◆ Data listing
********************

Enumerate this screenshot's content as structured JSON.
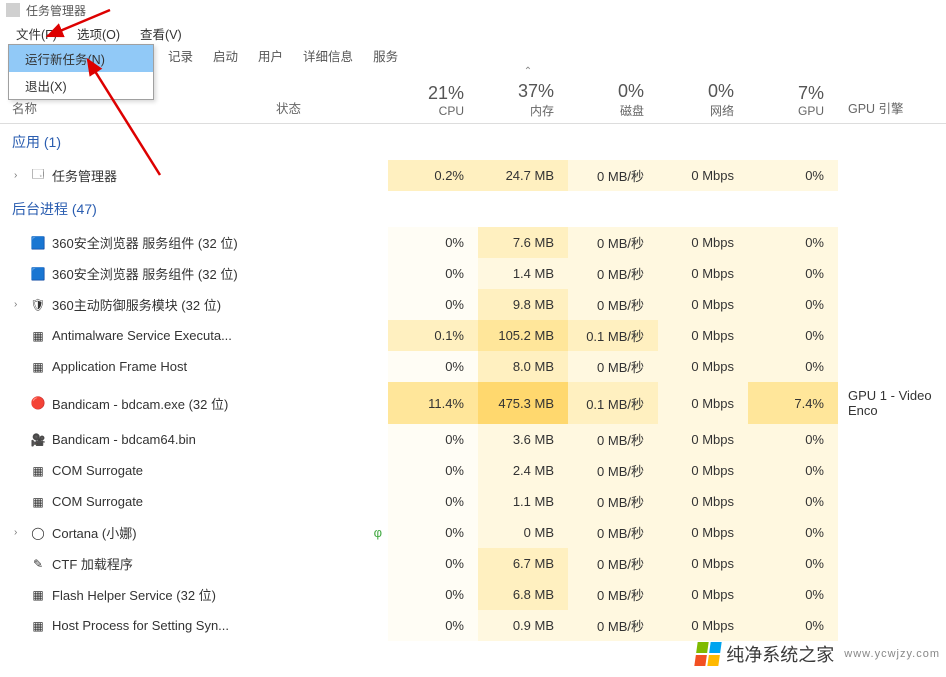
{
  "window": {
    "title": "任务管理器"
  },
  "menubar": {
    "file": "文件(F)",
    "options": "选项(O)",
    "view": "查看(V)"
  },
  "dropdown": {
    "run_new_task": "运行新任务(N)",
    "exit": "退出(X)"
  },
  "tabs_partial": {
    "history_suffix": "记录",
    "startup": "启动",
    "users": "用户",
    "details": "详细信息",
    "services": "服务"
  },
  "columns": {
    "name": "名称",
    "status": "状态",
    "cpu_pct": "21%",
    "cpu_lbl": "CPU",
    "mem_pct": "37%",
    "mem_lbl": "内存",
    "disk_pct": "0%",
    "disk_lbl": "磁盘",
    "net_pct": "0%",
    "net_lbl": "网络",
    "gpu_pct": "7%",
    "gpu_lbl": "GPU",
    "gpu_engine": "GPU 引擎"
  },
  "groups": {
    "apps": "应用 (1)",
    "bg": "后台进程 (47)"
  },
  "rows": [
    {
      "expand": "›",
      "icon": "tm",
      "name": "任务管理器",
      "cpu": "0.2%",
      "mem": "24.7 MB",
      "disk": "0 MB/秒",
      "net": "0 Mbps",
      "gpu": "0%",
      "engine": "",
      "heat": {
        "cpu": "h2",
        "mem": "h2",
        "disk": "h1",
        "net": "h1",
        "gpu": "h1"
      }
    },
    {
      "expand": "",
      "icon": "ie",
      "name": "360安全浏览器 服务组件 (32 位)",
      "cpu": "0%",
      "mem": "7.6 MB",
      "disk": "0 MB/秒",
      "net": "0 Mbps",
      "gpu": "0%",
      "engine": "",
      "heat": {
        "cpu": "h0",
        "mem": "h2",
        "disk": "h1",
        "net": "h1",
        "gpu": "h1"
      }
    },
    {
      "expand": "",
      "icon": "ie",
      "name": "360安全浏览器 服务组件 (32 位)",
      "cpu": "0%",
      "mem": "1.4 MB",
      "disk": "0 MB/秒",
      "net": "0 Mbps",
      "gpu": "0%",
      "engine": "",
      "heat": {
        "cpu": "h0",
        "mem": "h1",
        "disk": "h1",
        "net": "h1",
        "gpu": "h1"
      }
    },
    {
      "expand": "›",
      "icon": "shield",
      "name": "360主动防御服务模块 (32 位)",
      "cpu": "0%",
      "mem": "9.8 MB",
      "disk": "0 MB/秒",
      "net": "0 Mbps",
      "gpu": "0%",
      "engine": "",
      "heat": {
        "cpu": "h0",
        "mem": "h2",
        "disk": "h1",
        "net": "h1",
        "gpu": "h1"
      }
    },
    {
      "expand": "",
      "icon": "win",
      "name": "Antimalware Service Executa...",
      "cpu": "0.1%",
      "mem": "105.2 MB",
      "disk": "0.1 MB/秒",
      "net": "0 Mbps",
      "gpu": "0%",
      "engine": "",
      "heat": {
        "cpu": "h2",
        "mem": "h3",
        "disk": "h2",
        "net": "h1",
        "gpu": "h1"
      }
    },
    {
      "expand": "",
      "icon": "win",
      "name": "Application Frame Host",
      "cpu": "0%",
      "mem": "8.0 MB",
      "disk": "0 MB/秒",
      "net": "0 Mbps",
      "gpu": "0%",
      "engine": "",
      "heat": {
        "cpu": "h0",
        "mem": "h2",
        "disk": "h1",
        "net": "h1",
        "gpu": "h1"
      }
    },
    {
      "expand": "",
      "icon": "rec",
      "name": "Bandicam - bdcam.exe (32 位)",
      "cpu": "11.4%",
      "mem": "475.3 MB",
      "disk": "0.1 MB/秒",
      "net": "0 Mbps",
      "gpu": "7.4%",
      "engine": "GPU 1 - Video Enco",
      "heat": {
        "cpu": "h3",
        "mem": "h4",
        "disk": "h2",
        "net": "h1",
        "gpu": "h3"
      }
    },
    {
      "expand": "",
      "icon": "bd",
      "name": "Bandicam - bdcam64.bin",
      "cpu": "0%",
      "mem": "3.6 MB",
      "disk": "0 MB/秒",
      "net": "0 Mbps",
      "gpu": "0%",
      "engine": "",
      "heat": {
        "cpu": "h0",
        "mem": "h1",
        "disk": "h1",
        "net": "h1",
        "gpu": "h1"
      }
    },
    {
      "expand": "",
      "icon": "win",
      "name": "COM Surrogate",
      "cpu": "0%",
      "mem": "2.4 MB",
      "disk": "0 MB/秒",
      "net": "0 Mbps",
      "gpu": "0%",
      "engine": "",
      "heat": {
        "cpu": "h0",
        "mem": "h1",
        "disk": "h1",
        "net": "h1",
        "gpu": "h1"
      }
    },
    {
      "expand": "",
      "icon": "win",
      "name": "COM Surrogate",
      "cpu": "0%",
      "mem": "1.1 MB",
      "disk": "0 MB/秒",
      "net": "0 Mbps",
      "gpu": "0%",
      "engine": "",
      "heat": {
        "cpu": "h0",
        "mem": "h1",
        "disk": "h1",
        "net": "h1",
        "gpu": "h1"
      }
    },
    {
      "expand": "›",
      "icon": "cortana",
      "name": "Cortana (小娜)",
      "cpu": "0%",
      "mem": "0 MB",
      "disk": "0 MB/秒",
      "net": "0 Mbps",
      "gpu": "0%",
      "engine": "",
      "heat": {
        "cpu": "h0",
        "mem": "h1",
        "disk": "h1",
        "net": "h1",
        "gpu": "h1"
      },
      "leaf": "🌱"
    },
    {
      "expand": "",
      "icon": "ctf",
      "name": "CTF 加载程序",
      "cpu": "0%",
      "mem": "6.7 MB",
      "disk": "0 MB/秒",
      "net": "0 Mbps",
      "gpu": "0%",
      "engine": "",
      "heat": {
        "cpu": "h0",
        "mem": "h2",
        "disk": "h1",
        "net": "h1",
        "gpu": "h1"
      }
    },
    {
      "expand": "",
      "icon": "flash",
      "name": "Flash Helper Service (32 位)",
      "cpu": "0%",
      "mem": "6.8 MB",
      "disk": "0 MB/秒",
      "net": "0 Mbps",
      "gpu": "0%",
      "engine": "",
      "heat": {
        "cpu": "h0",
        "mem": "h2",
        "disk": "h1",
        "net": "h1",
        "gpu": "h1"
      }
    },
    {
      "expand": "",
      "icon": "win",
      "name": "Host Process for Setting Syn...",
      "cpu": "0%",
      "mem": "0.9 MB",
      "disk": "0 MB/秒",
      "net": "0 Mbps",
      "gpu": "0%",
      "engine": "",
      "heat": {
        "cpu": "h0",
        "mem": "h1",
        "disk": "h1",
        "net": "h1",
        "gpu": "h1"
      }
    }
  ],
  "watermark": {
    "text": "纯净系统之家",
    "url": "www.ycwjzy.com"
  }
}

********************

◆ Task requirements
Write out the listing above again, exactly, but with no pictures in the copy.

◆ Exercise output
Enumerate this screenshot's content as structured JSON.
{
  "window": {
    "title": "任务管理器"
  },
  "menubar": {
    "file": "文件(F)",
    "options": "选项(O)",
    "view": "查看(V)"
  },
  "dropdown": {
    "run_new_task": "运行新任务(N)",
    "exit": "退出(X)"
  },
  "tabs_partial": {
    "history_suffix": "记录",
    "startup": "启动",
    "users": "用户",
    "details": "详细信息",
    "services": "服务"
  },
  "columns": {
    "name": "名称",
    "status": "状态",
    "cpu_pct": "21%",
    "cpu_lbl": "CPU",
    "mem_pct": "37%",
    "mem_lbl": "内存",
    "disk_pct": "0%",
    "disk_lbl": "磁盘",
    "net_pct": "0%",
    "net_lbl": "网络",
    "gpu_pct": "7%",
    "gpu_lbl": "GPU",
    "gpu_engine": "GPU 引擎"
  },
  "groups": {
    "apps": "应用 (1)",
    "bg": "后台进程 (47)"
  },
  "rows": [
    {
      "expand": "›",
      "icon": "tm",
      "name": "任务管理器",
      "cpu": "0.2%",
      "mem": "24.7 MB",
      "disk": "0 MB/秒",
      "net": "0 Mbps",
      "gpu": "0%",
      "engine": "",
      "heat": {
        "cpu": "h2",
        "mem": "h2",
        "disk": "h1",
        "net": "h1",
        "gpu": "h1"
      }
    },
    {
      "expand": "",
      "icon": "ie",
      "name": "360安全浏览器 服务组件 (32 位)",
      "cpu": "0%",
      "mem": "7.6 MB",
      "disk": "0 MB/秒",
      "net": "0 Mbps",
      "gpu": "0%",
      "engine": "",
      "heat": {
        "cpu": "h0",
        "mem": "h2",
        "disk": "h1",
        "net": "h1",
        "gpu": "h1"
      }
    },
    {
      "expand": "",
      "icon": "ie",
      "name": "360安全浏览器 服务组件 (32 位)",
      "cpu": "0%",
      "mem": "1.4 MB",
      "disk": "0 MB/秒",
      "net": "0 Mbps",
      "gpu": "0%",
      "engine": "",
      "heat": {
        "cpu": "h0",
        "mem": "h1",
        "disk": "h1",
        "net": "h1",
        "gpu": "h1"
      }
    },
    {
      "expand": "›",
      "icon": "shield",
      "name": "360主动防御服务模块 (32 位)",
      "cpu": "0%",
      "mem": "9.8 MB",
      "disk": "0 MB/秒",
      "net": "0 Mbps",
      "gpu": "0%",
      "engine": "",
      "heat": {
        "cpu": "h0",
        "mem": "h2",
        "disk": "h1",
        "net": "h1",
        "gpu": "h1"
      }
    },
    {
      "expand": "",
      "icon": "win",
      "name": "Antimalware Service Executa...",
      "cpu": "0.1%",
      "mem": "105.2 MB",
      "disk": "0.1 MB/秒",
      "net": "0 Mbps",
      "gpu": "0%",
      "engine": "",
      "heat": {
        "cpu": "h2",
        "mem": "h3",
        "disk": "h2",
        "net": "h1",
        "gpu": "h1"
      }
    },
    {
      "expand": "",
      "icon": "win",
      "name": "Application Frame Host",
      "cpu": "0%",
      "mem": "8.0 MB",
      "disk": "0 MB/秒",
      "net": "0 Mbps",
      "gpu": "0%",
      "engine": "",
      "heat": {
        "cpu": "h0",
        "mem": "h2",
        "disk": "h1",
        "net": "h1",
        "gpu": "h1"
      }
    },
    {
      "expand": "",
      "icon": "rec",
      "name": "Bandicam - bdcam.exe (32 位)",
      "cpu": "11.4%",
      "mem": "475.3 MB",
      "disk": "0.1 MB/秒",
      "net": "0 Mbps",
      "gpu": "7.4%",
      "engine": "GPU 1 - Video Enco",
      "heat": {
        "cpu": "h3",
        "mem": "h4",
        "disk": "h2",
        "net": "h1",
        "gpu": "h3"
      }
    },
    {
      "expand": "",
      "icon": "bd",
      "name": "Bandicam - bdcam64.bin",
      "cpu": "0%",
      "mem": "3.6 MB",
      "disk": "0 MB/秒",
      "net": "0 Mbps",
      "gpu": "0%",
      "engine": "",
      "heat": {
        "cpu": "h0",
        "mem": "h1",
        "disk": "h1",
        "net": "h1",
        "gpu": "h1"
      }
    },
    {
      "expand": "",
      "icon": "win",
      "name": "COM Surrogate",
      "cpu": "0%",
      "mem": "2.4 MB",
      "disk": "0 MB/秒",
      "net": "0 Mbps",
      "gpu": "0%",
      "engine": "",
      "heat": {
        "cpu": "h0",
        "mem": "h1",
        "disk": "h1",
        "net": "h1",
        "gpu": "h1"
      }
    },
    {
      "expand": "",
      "icon": "win",
      "name": "COM Surrogate",
      "cpu": "0%",
      "mem": "1.1 MB",
      "disk": "0 MB/秒",
      "net": "0 Mbps",
      "gpu": "0%",
      "engine": "",
      "heat": {
        "cpu": "h0",
        "mem": "h1",
        "disk": "h1",
        "net": "h1",
        "gpu": "h1"
      }
    },
    {
      "expand": "›",
      "icon": "cortana",
      "name": "Cortana (小娜)",
      "cpu": "0%",
      "mem": "0 MB",
      "disk": "0 MB/秒",
      "net": "0 Mbps",
      "gpu": "0%",
      "engine": "",
      "heat": {
        "cpu": "h0",
        "mem": "h1",
        "disk": "h1",
        "net": "h1",
        "gpu": "h1"
      },
      "leaf": "🌱"
    },
    {
      "expand": "",
      "icon": "ctf",
      "name": "CTF 加载程序",
      "cpu": "0%",
      "mem": "6.7 MB",
      "disk": "0 MB/秒",
      "net": "0 Mbps",
      "gpu": "0%",
      "engine": "",
      "heat": {
        "cpu": "h0",
        "mem": "h2",
        "disk": "h1",
        "net": "h1",
        "gpu": "h1"
      }
    },
    {
      "expand": "",
      "icon": "flash",
      "name": "Flash Helper Service (32 位)",
      "cpu": "0%",
      "mem": "6.8 MB",
      "disk": "0 MB/秒",
      "net": "0 Mbps",
      "gpu": "0%",
      "engine": "",
      "heat": {
        "cpu": "h0",
        "mem": "h2",
        "disk": "h1",
        "net": "h1",
        "gpu": "h1"
      }
    },
    {
      "expand": "",
      "icon": "win",
      "name": "Host Process for Setting Syn...",
      "cpu": "0%",
      "mem": "0.9 MB",
      "disk": "0 MB/秒",
      "net": "0 Mbps",
      "gpu": "0%",
      "engine": "",
      "heat": {
        "cpu": "h0",
        "mem": "h1",
        "disk": "h1",
        "net": "h1",
        "gpu": "h1"
      }
    }
  ],
  "watermark": {
    "text": "纯净系统之家",
    "url": "www.ycwjzy.com"
  }
}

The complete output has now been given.